>> START
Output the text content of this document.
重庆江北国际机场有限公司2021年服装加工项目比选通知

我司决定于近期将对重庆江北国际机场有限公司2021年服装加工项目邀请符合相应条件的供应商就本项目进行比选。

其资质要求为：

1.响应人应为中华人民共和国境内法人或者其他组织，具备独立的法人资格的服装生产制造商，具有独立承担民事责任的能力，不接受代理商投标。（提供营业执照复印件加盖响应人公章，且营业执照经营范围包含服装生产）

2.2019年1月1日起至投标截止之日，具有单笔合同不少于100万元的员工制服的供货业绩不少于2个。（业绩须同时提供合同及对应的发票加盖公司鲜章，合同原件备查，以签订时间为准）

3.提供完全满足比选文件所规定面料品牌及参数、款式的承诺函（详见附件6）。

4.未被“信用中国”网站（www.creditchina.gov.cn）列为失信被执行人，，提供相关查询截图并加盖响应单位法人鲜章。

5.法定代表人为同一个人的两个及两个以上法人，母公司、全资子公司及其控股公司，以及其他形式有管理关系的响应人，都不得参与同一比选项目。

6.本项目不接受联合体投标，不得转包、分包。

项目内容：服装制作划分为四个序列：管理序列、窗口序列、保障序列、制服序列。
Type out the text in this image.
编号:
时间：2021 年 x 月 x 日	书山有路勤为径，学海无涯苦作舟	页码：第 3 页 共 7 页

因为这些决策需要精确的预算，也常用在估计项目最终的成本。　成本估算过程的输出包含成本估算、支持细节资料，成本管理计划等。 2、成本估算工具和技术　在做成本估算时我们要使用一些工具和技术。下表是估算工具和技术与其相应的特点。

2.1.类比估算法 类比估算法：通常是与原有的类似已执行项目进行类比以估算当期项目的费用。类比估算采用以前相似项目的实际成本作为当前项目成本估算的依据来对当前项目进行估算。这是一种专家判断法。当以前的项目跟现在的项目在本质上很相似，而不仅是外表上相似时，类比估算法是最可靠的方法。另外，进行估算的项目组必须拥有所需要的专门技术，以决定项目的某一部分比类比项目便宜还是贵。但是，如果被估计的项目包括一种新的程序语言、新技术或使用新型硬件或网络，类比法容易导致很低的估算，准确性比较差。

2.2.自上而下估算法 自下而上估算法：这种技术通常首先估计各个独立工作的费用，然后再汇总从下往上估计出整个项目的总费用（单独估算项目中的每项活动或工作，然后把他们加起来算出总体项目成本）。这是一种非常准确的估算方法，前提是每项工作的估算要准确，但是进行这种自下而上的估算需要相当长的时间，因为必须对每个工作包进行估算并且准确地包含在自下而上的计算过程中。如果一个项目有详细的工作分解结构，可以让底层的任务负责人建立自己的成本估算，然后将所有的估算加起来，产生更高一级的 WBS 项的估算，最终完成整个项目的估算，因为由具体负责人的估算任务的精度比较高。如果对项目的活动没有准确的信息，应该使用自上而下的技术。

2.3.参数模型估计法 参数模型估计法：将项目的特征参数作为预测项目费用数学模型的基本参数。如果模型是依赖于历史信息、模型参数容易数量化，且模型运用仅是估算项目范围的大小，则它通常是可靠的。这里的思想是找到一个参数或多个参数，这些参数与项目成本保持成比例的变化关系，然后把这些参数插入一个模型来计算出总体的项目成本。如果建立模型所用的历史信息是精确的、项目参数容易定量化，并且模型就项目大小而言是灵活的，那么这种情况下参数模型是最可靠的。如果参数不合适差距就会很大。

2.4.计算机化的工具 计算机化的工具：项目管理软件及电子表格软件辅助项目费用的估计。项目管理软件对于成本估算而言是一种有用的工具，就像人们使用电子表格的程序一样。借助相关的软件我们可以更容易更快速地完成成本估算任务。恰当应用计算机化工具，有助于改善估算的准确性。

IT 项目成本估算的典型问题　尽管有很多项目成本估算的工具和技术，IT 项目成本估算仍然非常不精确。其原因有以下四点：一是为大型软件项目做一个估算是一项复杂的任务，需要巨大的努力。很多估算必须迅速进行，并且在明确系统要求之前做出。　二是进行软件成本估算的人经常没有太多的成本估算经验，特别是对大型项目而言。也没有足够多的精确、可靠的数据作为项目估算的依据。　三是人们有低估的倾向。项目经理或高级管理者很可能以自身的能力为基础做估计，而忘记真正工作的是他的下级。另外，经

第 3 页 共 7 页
>> END
• _Task objective_: In the records above, how many lines hold the string "text"? Reply with only the number.

• _Solution_: 2